**Work required:**
Count the lines below that contain the word "data", and reply with that number alone.

··· Information given

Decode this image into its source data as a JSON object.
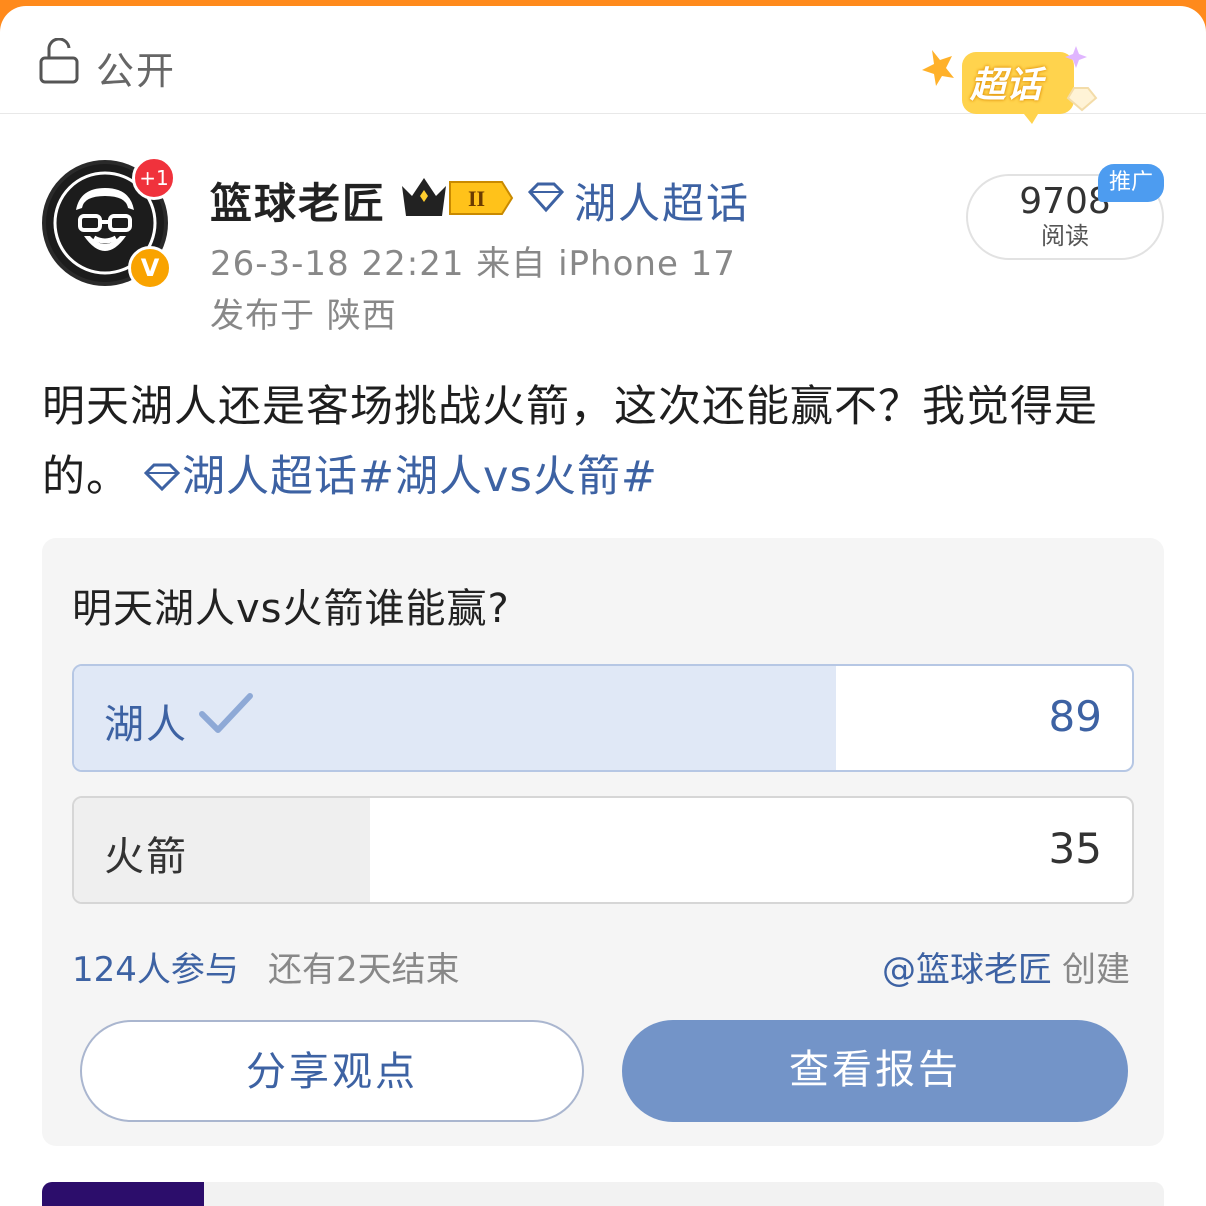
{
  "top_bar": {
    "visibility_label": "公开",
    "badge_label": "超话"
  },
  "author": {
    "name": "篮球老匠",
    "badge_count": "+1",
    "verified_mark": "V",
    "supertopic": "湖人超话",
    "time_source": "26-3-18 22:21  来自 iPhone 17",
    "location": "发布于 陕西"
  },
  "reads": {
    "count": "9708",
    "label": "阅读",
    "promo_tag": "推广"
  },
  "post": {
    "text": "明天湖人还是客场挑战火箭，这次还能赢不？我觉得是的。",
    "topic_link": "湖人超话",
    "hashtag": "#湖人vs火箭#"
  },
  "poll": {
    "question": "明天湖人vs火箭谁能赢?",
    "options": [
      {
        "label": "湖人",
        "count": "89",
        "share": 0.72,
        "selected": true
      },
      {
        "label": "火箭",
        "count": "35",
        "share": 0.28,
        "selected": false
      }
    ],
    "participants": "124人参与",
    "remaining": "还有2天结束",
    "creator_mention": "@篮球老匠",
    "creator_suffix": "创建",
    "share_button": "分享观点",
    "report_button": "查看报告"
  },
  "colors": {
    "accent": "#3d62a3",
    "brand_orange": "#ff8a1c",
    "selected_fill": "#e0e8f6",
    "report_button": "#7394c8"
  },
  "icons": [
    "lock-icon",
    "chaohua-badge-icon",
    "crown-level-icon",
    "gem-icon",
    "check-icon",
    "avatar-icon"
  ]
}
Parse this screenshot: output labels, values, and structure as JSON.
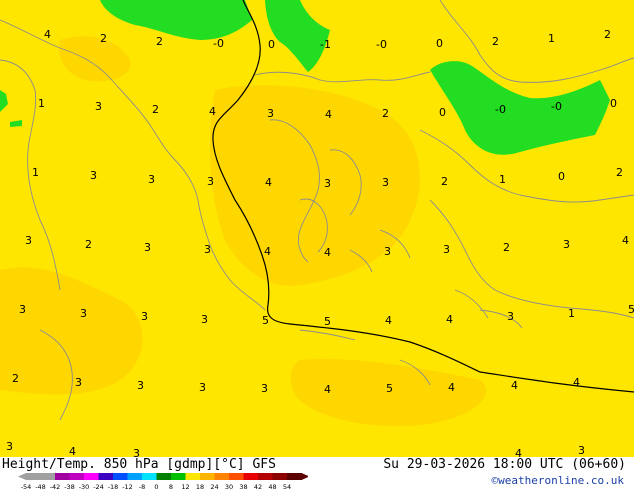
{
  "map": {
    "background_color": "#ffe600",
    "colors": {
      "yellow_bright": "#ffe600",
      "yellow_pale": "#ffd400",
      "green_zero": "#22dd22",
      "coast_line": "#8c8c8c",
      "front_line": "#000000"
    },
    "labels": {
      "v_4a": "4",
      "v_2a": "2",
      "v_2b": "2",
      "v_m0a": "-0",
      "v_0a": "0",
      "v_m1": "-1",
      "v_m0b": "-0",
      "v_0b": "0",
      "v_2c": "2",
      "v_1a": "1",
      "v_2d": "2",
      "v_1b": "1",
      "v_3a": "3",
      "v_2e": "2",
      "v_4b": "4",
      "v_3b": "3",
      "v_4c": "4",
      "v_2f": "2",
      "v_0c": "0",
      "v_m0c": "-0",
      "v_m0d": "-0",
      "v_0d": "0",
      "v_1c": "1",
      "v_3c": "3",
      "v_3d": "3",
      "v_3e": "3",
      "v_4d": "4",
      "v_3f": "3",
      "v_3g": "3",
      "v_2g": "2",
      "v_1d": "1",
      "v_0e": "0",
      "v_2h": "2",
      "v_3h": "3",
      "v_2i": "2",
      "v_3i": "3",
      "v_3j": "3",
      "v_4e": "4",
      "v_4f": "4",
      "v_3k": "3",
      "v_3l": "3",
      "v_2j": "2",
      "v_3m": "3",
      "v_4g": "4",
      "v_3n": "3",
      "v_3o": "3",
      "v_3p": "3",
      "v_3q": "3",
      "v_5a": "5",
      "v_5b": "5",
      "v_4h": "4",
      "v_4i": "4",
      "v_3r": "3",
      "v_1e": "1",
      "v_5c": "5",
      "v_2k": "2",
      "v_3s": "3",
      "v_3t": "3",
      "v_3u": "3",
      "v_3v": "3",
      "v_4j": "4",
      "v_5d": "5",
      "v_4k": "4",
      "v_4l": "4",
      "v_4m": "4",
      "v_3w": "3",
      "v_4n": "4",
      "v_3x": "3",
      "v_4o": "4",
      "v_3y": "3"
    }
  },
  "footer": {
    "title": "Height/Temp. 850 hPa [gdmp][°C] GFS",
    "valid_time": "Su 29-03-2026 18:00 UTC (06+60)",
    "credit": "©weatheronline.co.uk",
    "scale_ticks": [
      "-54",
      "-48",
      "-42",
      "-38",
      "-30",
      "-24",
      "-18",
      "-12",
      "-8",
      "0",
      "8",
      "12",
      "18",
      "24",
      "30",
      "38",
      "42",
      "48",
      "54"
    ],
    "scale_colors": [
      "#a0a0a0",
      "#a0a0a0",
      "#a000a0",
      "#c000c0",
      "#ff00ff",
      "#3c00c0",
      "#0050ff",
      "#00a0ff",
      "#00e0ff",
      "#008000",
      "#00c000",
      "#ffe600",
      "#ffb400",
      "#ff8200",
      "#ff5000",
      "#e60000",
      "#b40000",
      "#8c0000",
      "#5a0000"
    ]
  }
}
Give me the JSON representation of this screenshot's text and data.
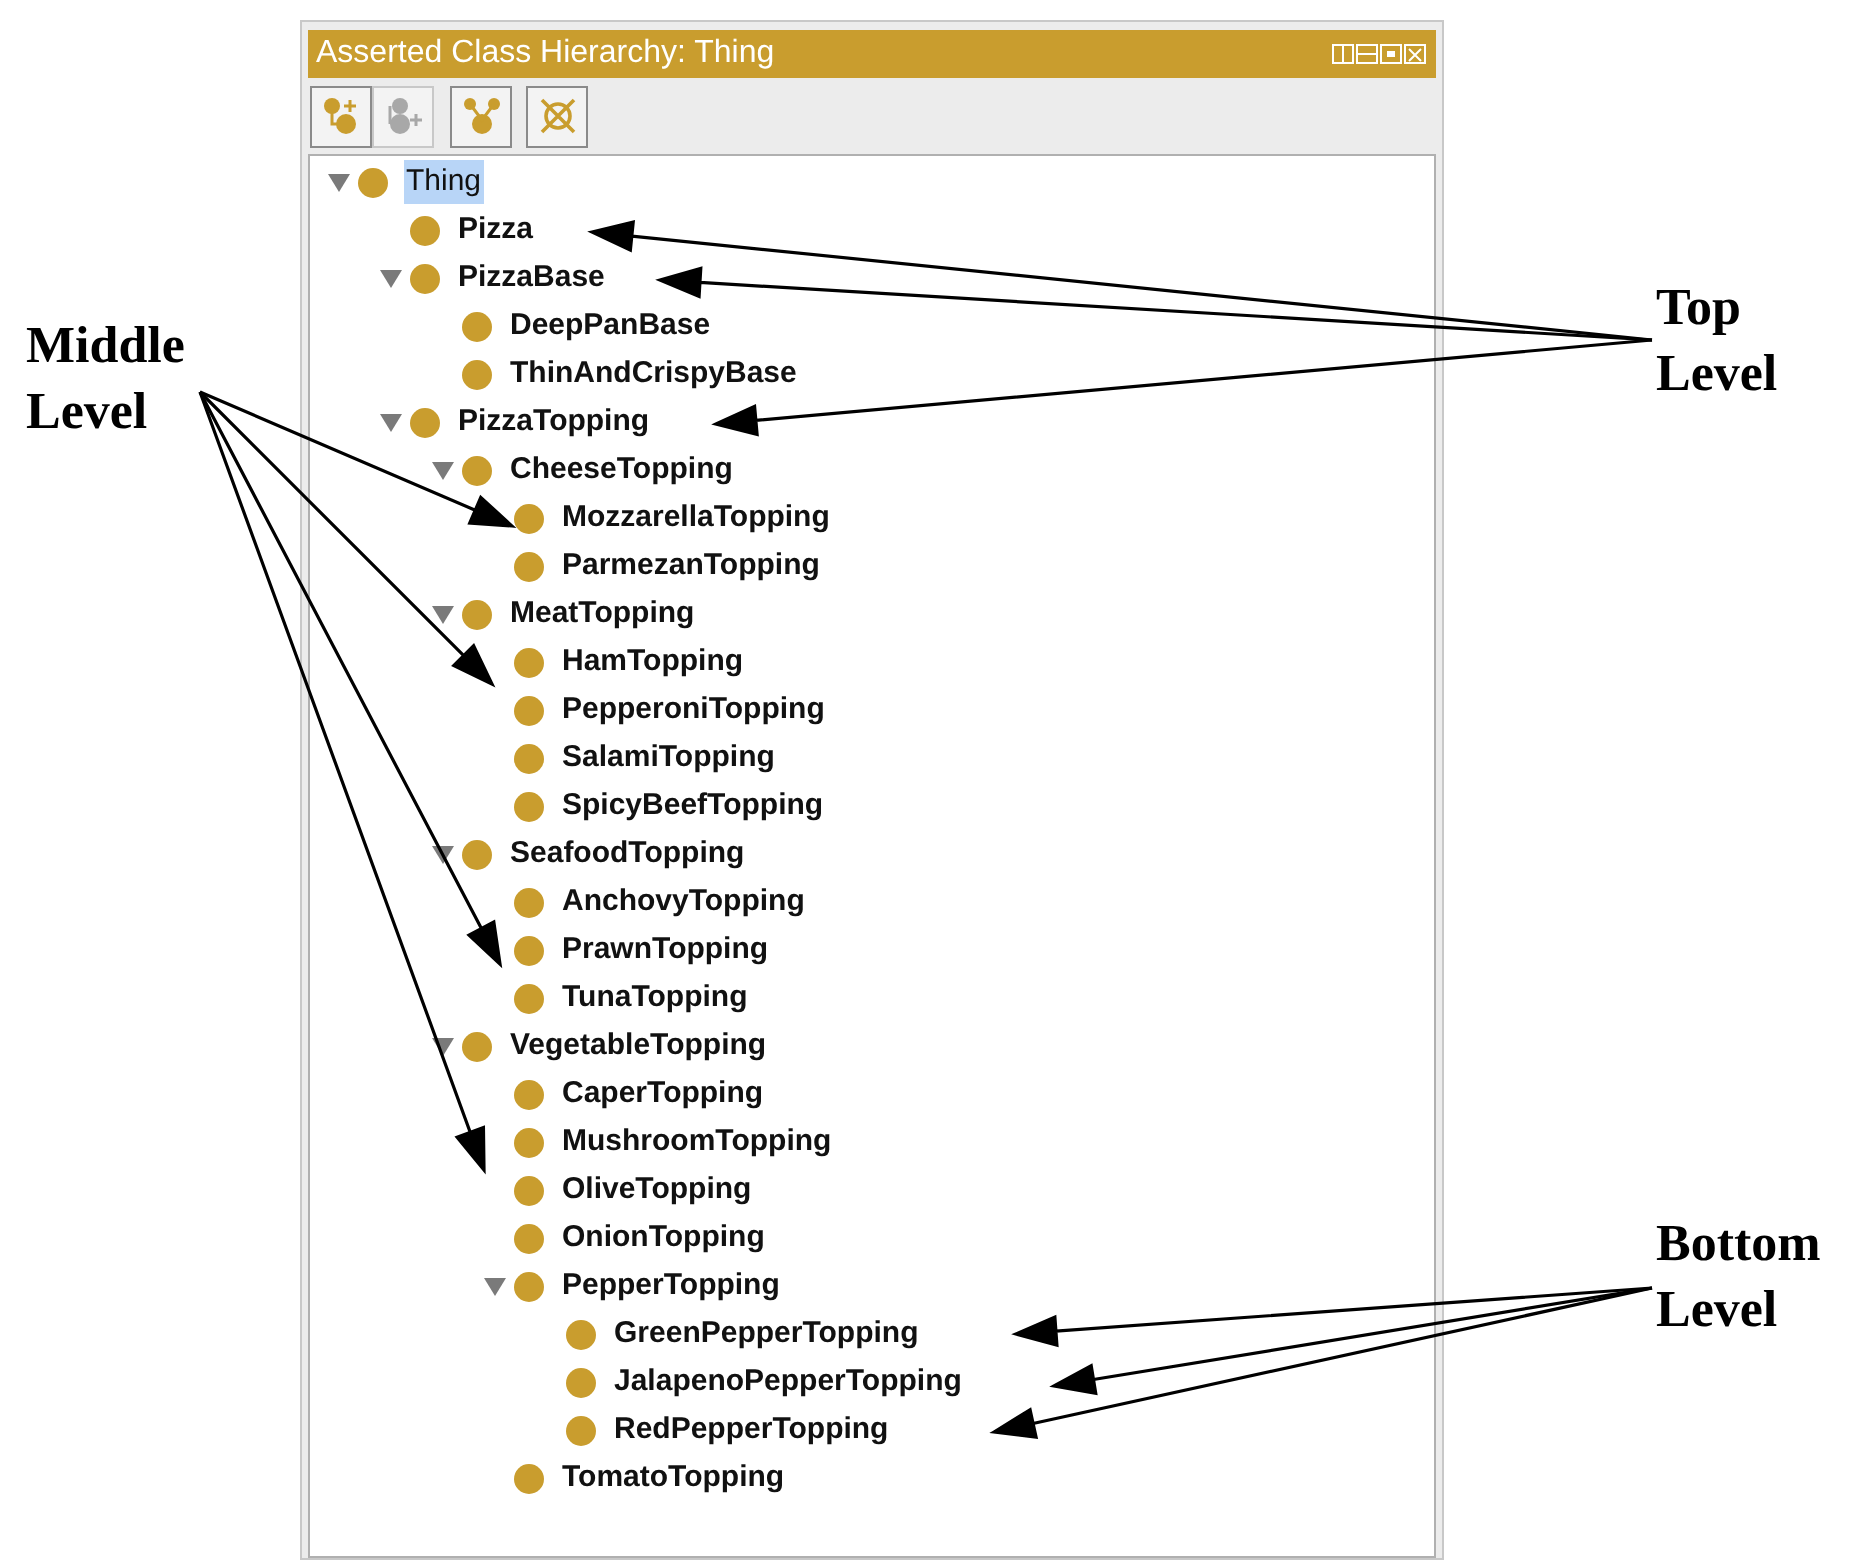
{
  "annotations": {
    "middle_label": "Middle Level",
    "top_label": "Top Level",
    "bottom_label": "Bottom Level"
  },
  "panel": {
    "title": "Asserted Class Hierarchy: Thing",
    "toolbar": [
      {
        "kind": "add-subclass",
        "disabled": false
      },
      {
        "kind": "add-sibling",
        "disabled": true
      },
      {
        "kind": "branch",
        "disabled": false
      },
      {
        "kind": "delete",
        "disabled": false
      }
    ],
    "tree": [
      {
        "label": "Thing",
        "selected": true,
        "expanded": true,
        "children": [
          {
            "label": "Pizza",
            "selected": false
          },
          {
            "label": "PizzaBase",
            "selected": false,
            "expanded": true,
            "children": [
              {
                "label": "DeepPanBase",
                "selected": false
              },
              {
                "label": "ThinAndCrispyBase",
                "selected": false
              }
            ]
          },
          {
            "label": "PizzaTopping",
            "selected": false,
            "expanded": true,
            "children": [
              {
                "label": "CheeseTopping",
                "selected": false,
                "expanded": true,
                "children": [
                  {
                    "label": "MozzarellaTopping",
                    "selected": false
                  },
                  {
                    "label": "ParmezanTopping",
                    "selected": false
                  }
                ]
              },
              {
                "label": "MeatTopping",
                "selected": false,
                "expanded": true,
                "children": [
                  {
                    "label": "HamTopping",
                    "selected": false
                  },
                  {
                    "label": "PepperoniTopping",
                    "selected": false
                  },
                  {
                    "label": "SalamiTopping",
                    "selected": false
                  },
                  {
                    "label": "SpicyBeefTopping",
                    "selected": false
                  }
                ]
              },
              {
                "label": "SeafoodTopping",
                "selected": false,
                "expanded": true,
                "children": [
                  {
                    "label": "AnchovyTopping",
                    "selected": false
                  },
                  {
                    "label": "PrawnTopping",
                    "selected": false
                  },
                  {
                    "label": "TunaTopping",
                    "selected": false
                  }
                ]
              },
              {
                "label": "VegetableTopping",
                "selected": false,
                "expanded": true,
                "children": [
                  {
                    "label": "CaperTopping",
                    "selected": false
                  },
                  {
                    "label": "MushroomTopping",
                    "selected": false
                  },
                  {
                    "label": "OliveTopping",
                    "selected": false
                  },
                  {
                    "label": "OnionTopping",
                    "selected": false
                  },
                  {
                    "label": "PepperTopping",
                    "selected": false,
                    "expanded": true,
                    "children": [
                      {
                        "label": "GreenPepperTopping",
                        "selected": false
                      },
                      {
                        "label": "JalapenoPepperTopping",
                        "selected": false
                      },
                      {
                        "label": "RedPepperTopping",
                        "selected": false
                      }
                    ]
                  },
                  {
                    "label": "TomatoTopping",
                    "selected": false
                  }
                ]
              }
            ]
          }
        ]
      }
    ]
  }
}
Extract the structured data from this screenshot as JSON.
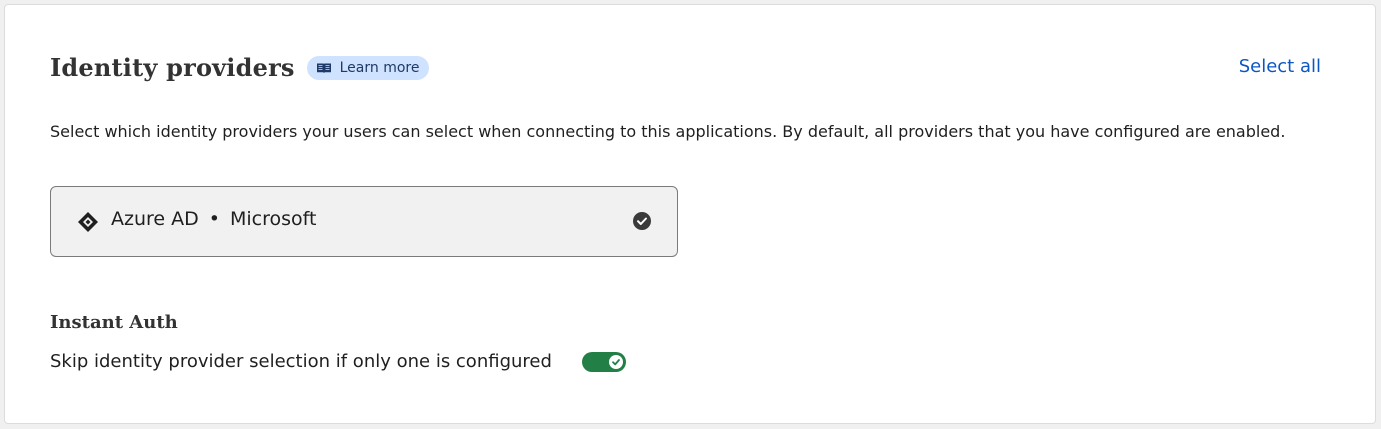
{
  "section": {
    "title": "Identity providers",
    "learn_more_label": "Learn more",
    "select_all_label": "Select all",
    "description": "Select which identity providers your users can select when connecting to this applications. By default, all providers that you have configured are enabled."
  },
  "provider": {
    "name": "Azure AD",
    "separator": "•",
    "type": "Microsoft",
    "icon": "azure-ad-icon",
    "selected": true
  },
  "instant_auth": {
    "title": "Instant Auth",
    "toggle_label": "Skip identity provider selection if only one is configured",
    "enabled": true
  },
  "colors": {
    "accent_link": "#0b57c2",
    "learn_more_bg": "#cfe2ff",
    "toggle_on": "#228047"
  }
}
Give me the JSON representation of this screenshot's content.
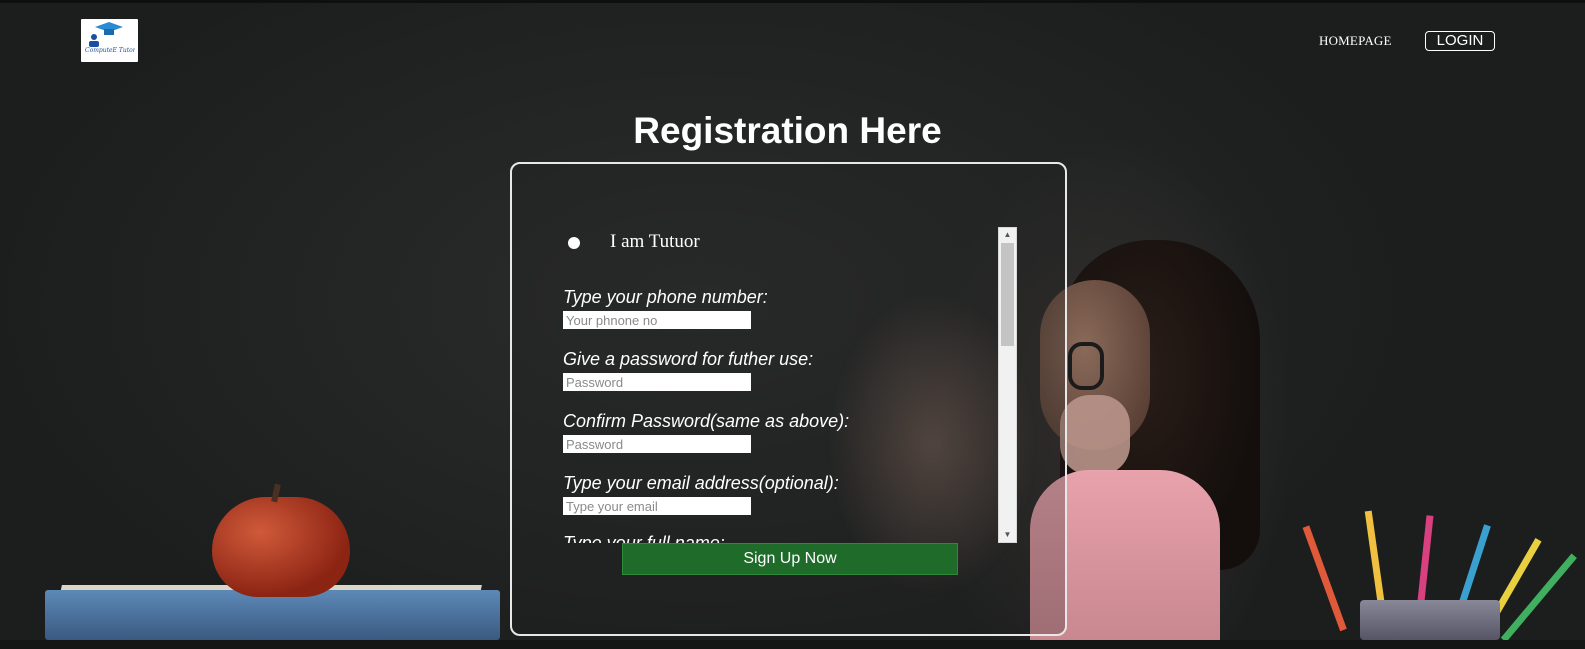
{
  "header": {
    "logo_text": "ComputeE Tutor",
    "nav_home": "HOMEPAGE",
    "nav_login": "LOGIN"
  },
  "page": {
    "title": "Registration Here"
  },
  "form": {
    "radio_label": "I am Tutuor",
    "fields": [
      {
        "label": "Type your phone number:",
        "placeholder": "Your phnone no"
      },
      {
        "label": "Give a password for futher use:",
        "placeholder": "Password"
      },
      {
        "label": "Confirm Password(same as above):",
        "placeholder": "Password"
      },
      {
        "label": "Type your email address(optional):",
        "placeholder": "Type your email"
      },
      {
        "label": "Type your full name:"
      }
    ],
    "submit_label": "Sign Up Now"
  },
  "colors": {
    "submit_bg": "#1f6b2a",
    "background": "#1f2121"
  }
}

······

**Written response:**
3